[Rows from a dataset]
__________________________________________________
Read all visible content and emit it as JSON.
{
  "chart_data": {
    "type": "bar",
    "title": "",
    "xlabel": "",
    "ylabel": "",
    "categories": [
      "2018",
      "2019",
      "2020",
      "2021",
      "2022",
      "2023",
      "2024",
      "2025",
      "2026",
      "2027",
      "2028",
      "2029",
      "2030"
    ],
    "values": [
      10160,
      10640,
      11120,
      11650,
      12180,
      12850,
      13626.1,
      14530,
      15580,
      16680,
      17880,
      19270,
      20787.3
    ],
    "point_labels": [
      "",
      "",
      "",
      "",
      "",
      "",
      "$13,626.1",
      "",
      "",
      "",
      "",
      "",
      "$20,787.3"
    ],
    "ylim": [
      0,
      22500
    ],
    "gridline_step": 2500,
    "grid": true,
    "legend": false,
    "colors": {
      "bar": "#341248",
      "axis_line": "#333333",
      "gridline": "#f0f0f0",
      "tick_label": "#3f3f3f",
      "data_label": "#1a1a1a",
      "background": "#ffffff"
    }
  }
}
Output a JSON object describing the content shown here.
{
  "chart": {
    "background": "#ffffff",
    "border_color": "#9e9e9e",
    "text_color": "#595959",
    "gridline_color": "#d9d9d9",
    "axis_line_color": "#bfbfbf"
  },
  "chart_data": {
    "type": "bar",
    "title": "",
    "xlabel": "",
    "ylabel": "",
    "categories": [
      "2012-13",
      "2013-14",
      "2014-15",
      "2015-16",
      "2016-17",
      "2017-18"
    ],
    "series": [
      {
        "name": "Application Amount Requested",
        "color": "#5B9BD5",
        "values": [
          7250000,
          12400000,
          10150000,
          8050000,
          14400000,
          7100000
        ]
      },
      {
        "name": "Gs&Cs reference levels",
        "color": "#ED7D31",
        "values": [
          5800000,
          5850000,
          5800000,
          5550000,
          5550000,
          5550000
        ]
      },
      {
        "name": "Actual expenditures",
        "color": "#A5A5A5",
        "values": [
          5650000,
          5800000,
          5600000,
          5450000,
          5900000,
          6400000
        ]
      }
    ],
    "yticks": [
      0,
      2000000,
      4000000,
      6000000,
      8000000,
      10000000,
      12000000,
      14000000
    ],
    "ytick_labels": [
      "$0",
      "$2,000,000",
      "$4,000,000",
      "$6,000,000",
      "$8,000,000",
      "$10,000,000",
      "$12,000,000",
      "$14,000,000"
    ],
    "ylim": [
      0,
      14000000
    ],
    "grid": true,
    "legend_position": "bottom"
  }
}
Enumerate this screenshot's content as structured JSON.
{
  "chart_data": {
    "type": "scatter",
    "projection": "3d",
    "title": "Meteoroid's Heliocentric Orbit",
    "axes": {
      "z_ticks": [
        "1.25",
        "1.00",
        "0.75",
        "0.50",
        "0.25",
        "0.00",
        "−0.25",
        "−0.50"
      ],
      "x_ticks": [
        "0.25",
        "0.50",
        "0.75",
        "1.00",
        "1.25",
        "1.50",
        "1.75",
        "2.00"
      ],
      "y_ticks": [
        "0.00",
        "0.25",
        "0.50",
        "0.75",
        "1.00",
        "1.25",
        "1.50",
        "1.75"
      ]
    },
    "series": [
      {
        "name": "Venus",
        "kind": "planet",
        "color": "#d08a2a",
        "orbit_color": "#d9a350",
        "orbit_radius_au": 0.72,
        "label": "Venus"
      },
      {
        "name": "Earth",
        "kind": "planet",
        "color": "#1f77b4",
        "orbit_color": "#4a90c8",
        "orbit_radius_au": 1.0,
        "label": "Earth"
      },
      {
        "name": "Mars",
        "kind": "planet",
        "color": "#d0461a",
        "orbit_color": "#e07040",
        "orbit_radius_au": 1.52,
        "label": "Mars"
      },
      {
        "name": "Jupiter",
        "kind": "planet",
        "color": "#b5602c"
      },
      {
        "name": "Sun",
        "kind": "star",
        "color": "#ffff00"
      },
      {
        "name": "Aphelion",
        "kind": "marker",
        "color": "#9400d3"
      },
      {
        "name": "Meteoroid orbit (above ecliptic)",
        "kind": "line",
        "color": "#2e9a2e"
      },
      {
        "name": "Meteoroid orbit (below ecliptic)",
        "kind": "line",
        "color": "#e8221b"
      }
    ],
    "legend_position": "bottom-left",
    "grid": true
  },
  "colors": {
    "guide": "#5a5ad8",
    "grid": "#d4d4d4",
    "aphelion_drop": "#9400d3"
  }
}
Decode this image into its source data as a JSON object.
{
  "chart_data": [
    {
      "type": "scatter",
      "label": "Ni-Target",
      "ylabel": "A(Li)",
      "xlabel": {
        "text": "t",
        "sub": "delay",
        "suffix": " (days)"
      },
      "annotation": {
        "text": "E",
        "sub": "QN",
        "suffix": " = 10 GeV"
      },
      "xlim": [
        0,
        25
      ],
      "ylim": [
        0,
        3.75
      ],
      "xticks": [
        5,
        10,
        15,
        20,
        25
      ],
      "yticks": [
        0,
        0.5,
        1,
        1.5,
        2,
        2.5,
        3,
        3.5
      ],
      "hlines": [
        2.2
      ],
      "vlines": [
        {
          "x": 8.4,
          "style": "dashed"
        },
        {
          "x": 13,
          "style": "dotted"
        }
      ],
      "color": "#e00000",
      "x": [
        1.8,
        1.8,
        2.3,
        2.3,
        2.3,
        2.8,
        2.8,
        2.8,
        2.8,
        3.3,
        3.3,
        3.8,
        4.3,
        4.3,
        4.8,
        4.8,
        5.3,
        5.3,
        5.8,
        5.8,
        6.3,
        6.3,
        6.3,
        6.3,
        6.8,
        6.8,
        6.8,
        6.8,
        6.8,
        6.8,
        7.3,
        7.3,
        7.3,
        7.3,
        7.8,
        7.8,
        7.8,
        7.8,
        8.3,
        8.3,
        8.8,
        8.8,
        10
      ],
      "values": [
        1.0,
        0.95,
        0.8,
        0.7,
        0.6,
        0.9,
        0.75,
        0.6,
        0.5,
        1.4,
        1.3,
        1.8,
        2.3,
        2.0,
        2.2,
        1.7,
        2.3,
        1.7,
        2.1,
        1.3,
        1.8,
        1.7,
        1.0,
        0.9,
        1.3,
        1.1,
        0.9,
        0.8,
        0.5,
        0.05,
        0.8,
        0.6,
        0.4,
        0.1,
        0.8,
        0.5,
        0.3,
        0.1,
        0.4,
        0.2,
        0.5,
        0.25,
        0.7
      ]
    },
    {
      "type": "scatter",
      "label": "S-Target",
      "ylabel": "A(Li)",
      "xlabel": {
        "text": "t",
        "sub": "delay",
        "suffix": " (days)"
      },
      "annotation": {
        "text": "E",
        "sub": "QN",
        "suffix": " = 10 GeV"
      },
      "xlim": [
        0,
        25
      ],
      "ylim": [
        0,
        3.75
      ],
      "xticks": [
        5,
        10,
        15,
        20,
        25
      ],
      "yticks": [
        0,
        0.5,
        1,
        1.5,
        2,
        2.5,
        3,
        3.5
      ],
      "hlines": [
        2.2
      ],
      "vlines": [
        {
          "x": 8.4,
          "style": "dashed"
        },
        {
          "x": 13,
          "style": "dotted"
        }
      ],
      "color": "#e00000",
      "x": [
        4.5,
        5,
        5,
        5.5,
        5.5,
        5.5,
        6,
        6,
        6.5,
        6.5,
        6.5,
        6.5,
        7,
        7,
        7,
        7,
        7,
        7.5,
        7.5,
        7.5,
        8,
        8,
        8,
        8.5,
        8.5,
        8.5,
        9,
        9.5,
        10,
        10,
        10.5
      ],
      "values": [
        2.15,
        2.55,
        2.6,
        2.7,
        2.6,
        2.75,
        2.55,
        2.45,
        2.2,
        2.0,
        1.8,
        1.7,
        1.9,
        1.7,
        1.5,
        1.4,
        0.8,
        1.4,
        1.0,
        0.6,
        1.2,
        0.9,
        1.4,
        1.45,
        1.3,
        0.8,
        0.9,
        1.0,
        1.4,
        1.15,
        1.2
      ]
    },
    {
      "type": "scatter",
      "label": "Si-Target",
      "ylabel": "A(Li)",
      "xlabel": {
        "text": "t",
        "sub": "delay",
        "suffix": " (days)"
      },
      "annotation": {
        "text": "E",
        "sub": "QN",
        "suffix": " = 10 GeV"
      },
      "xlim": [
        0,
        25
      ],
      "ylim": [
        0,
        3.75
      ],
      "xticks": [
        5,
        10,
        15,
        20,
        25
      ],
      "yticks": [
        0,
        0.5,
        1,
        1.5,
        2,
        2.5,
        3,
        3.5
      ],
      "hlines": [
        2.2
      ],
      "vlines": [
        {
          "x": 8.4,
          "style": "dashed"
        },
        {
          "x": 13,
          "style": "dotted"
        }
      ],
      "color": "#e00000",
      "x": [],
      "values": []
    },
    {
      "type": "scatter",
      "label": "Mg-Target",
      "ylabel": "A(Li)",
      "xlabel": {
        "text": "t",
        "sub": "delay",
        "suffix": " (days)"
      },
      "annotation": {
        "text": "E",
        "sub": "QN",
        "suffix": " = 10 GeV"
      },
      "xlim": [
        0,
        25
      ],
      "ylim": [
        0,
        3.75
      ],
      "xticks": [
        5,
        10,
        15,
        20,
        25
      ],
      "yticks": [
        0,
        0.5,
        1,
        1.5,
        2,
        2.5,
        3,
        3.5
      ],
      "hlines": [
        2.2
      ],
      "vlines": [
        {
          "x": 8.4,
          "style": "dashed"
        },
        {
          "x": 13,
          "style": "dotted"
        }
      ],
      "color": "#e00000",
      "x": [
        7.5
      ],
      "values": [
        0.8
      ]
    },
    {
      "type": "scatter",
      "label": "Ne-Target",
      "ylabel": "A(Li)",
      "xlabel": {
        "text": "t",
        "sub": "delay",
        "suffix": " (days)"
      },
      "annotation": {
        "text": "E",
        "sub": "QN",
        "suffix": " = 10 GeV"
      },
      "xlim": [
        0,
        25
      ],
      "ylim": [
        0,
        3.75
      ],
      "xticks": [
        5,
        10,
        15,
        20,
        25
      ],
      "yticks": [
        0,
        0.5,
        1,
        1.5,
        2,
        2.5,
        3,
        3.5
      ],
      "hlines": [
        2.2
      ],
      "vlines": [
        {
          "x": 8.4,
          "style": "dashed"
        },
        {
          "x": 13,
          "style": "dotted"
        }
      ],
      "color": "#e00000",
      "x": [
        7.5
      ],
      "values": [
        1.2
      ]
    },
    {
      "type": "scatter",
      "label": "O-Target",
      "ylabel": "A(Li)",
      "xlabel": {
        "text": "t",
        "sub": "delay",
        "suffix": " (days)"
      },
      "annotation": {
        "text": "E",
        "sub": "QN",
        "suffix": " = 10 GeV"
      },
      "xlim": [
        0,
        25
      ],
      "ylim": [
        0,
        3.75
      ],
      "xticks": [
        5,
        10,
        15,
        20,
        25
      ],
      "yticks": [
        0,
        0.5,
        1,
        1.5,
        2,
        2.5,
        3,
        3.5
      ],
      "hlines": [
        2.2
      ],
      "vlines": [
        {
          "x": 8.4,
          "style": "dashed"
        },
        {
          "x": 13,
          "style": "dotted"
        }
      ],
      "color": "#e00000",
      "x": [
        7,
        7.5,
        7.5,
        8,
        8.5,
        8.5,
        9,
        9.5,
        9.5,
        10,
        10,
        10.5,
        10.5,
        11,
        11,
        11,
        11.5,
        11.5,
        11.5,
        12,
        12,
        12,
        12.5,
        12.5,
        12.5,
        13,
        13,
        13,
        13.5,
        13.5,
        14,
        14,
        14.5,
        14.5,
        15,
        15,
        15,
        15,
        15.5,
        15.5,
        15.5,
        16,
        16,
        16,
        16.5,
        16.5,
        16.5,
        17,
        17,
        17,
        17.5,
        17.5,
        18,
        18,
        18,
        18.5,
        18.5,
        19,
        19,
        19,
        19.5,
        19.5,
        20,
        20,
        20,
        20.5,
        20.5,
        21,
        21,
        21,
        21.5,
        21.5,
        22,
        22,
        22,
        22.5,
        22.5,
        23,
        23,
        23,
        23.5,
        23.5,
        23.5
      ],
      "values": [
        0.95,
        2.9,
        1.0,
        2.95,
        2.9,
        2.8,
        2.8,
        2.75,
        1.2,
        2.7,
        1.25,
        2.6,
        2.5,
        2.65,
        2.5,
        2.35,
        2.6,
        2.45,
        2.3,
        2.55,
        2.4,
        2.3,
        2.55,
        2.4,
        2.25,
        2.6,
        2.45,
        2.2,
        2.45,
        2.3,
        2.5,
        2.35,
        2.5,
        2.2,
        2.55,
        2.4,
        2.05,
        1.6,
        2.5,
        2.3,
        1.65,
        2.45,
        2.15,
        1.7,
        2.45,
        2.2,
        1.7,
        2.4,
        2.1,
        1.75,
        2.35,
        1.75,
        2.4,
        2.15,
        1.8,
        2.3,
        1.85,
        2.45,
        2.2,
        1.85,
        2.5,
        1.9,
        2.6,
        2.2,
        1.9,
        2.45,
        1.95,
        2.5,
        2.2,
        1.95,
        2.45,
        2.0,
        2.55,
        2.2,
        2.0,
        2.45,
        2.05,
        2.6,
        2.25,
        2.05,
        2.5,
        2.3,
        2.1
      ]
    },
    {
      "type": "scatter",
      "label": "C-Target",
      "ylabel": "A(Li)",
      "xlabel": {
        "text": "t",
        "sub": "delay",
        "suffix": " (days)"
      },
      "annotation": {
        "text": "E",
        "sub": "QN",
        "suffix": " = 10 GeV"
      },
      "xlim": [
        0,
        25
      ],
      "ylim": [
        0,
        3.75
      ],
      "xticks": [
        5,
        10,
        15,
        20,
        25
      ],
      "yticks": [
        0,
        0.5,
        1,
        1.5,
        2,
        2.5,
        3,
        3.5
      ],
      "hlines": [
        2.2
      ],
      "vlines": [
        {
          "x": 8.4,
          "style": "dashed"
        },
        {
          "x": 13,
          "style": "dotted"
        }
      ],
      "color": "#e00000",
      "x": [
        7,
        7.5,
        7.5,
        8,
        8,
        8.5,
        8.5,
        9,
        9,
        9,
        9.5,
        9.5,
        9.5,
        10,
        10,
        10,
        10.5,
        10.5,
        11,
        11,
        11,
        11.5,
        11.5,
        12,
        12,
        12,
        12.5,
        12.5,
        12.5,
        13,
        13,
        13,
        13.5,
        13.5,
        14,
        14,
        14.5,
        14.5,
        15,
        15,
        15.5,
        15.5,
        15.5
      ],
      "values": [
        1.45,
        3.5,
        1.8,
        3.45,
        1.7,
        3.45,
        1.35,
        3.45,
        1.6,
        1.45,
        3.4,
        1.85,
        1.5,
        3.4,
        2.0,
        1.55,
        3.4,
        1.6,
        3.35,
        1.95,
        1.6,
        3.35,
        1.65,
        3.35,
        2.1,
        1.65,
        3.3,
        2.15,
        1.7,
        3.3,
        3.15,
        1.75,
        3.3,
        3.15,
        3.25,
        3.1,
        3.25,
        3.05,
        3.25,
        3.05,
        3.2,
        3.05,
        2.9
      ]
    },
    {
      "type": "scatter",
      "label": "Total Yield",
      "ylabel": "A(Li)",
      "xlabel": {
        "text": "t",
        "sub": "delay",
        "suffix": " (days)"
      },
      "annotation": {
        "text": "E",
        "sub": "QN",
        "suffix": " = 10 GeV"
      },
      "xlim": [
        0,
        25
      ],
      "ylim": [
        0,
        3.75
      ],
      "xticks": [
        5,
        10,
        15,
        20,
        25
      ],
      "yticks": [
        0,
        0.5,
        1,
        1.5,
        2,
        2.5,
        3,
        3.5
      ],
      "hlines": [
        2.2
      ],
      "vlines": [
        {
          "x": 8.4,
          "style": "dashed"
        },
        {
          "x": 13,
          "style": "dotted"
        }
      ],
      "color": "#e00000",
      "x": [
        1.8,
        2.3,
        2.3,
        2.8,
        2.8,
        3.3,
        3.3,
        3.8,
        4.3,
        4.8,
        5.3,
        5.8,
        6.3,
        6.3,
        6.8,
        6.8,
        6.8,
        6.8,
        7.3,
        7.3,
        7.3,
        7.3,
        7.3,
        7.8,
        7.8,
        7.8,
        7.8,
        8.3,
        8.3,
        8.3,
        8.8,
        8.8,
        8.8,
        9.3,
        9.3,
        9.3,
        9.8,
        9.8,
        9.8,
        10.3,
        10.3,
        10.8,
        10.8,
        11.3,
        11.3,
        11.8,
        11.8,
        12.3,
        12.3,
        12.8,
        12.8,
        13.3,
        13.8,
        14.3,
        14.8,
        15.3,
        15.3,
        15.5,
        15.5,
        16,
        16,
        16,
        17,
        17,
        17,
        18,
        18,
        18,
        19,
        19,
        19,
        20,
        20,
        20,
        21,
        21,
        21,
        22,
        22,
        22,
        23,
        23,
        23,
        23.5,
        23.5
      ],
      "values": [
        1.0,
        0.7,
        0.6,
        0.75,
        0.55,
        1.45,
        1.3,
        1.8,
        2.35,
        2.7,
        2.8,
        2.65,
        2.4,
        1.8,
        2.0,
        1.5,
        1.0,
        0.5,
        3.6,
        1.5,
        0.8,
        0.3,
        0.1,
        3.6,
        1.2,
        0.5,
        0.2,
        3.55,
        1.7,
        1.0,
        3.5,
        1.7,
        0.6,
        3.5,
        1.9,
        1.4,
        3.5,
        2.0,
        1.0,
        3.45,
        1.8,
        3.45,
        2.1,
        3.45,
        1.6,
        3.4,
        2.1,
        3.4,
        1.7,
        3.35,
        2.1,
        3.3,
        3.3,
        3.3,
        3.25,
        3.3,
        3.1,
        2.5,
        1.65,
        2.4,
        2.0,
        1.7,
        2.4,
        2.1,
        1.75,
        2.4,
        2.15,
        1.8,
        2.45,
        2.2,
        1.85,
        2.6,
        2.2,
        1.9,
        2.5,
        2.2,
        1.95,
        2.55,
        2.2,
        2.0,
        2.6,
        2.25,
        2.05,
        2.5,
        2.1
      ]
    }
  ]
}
__________________________________________________
Set exercise: From the records above, how many lines include the word "this"? Only the number is wanted.

Answer: 2